*Given information*:
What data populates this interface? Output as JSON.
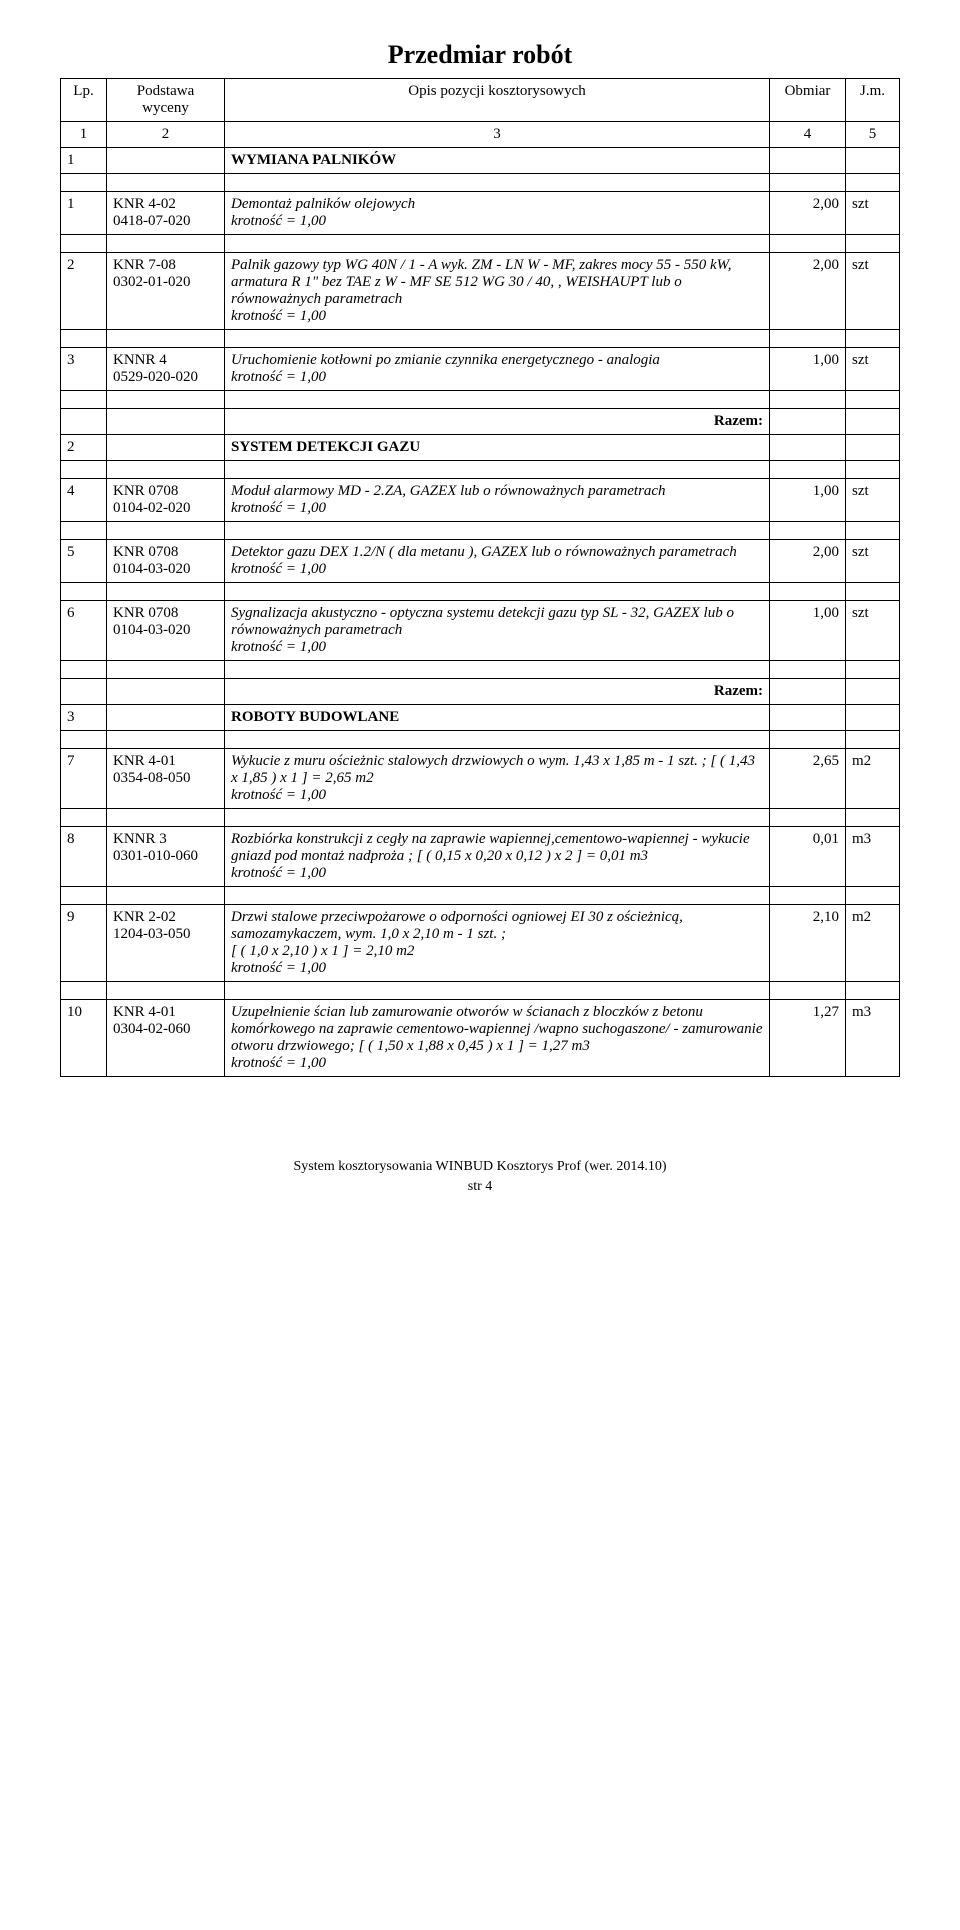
{
  "title": "Przedmiar robót",
  "header": {
    "lp": "Lp.",
    "base": "Podstawa wyceny",
    "desc": "Opis pozycji kosztorysowych",
    "obm": "Obmiar",
    "jm": "J.m."
  },
  "colnums": {
    "c1": "1",
    "c2": "2",
    "c3": "3",
    "c4": "4",
    "c5": "5"
  },
  "sections": [
    {
      "lp": "1",
      "title": "WYMIANA PALNIKÓW"
    },
    {
      "lp": "2",
      "title": "SYSTEM DETEKCJI GAZU"
    },
    {
      "lp": "3",
      "title": "ROBOTY BUDOWLANE"
    }
  ],
  "razem_label": "Razem:",
  "items": [
    {
      "lp": "1",
      "base1": "KNR 4-02",
      "base2": "0418-07-020",
      "desc": "Demontaż palników olejowych\nkrotność = 1,00",
      "obm": "2,00",
      "jm": "szt"
    },
    {
      "lp": "2",
      "base1": "KNR 7-08",
      "base2": "0302-01-020",
      "desc": "Palnik gazowy typ WG 40N / 1 - A wyk. ZM - LN W - MF, zakres mocy 55 - 550 kW, armatura R 1\" bez TAE z W - MF SE 512 WG 30 / 40, , WEISHAUPT lub o równoważnych parametrach\nkrotność = 1,00",
      "obm": "2,00",
      "jm": "szt"
    },
    {
      "lp": "3",
      "base1": "KNNR 4",
      "base2": "0529-020-020",
      "desc": "Uruchomienie kotłowni po zmianie czynnika energetycznego - analogia\nkrotność = 1,00",
      "obm": "1,00",
      "jm": "szt"
    },
    {
      "lp": "4",
      "base1": "KNR 0708",
      "base2": "0104-02-020",
      "desc": "Moduł alarmowy MD - 2.ZA, GAZEX lub o równoważnych parametrach\nkrotność = 1,00",
      "obm": "1,00",
      "jm": "szt"
    },
    {
      "lp": "5",
      "base1": "KNR 0708",
      "base2": "0104-03-020",
      "desc": "Detektor gazu DEX 1.2/N ( dla metanu ), GAZEX lub o równoważnych parametrach\nkrotność = 1,00",
      "obm": "2,00",
      "jm": "szt"
    },
    {
      "lp": "6",
      "base1": "KNR 0708",
      "base2": "0104-03-020",
      "desc": "Sygnalizacja akustyczno - optyczna systemu detekcji gazu typ SL - 32, GAZEX lub o równoważnych parametrach\nkrotność = 1,00",
      "obm": "1,00",
      "jm": "szt"
    },
    {
      "lp": "7",
      "base1": "KNR 4-01",
      "base2": "0354-08-050",
      "desc": "Wykucie z muru ościeżnic stalowych drzwiowych o wym. 1,43 x 1,85 m - 1 szt. ; [ ( 1,43 x 1,85 ) x 1 ] = 2,65 m2\nkrotność = 1,00",
      "obm": "2,65",
      "jm": "m2"
    },
    {
      "lp": "8",
      "base1": "KNNR 3",
      "base2": "0301-010-060",
      "desc": "Rozbiórka konstrukcji z cegły na zaprawie wapiennej,cementowo-wapiennej - wykucie gniazd pod montaż nadproża ; [ ( 0,15 x 0,20 x 0,12 ) x 2 ] = 0,01 m3\nkrotność = 1,00",
      "obm": "0,01",
      "jm": "m3"
    },
    {
      "lp": "9",
      "base1": "KNR 2-02",
      "base2": "1204-03-050",
      "desc": "Drzwi stalowe przeciwpożarowe o odporności ogniowej EI 30 z ościeżnicą, samozamykaczem, wym. 1,0 x 2,10 m - 1 szt. ;\n [ ( 1,0 x 2,10 ) x 1 ] = 2,10 m2\nkrotność = 1,00",
      "obm": "2,10",
      "jm": "m2"
    },
    {
      "lp": "10",
      "base1": "KNR 4-01",
      "base2": "0304-02-060",
      "desc": "Uzupełnienie ścian lub zamurowanie otworów w ścianach z bloczków z betonu komórkowego na zaprawie cementowo-wapiennej /wapno suchogaszone/ - zamurowanie otworu drzwiowego; [ ( 1,50 x 1,88 x 0,45 ) x 1 ] = 1,27 m3\nkrotność = 1,00",
      "obm": "1,27",
      "jm": "m3"
    }
  ],
  "footer": {
    "line1": "System kosztorysowania WINBUD Kosztorys Prof (wer. 2014.10)",
    "line2": "str 4"
  }
}
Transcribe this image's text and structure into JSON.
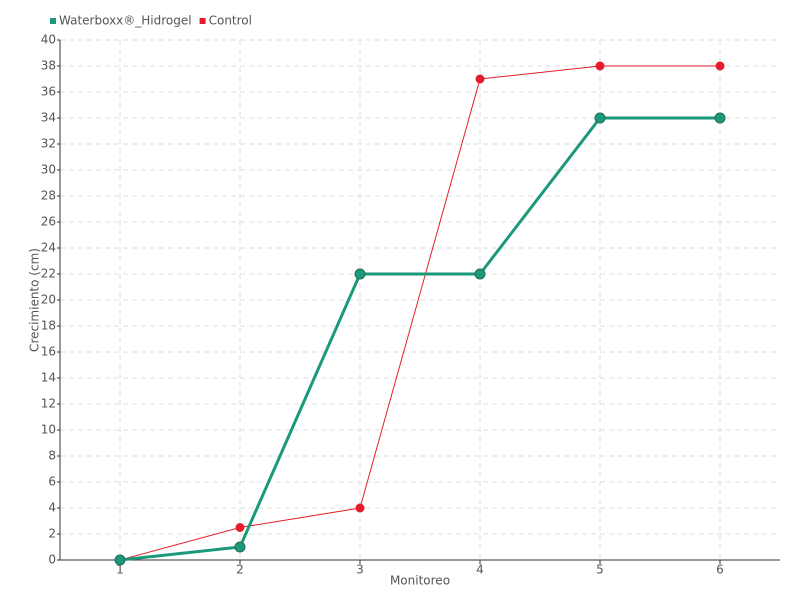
{
  "chart_data": {
    "type": "line",
    "x_label": "Monitoreo",
    "y_label": "Crecimiento (cm)",
    "categories": [
      "1",
      "2",
      "3",
      "4",
      "5",
      "6"
    ],
    "series": [
      {
        "name": "Waterboxx®_Hidrogel",
        "color": "#1a9a7a",
        "values": [
          0,
          1,
          22,
          22,
          34,
          34
        ]
      },
      {
        "name": "Control",
        "color": "#e31e2a",
        "values": [
          0,
          2.5,
          4,
          37,
          38,
          38
        ]
      }
    ],
    "ylim": [
      0,
      40
    ],
    "yticks": [
      0,
      2,
      4,
      6,
      8,
      10,
      12,
      14,
      16,
      18,
      20,
      22,
      24,
      26,
      28,
      30,
      32,
      34,
      36,
      38,
      40
    ],
    "grid": true,
    "legend": "top-left"
  }
}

*What is being asked*: Which lines above contain "równoważnych"? Show each of them.

*Result of this task*:
      "desc": "Palnik gazowy typ WG 40N / 1 - A wyk. ZM - LN W - MF, zakres mocy 55 - 550 kW, armatura R 1\" bez TAE z W - MF SE 512 WG 30 / 40, , WEISHAUPT lub o równoważnych parametrach\nkrotność = 1,00",
      "desc": "Moduł alarmowy MD - 2.ZA, GAZEX lub o równoważnych parametrach\nkrotność = 1,00",
      "desc": "Detektor gazu DEX 1.2/N ( dla metanu ), GAZEX lub o równoważnych parametrach\nkrotność = 1,00",
      "desc": "Sygnalizacja akustyczno - optyczna systemu detekcji gazu typ SL - 32, GAZEX lub o równoważnych parametrach\nkrotność = 1,00",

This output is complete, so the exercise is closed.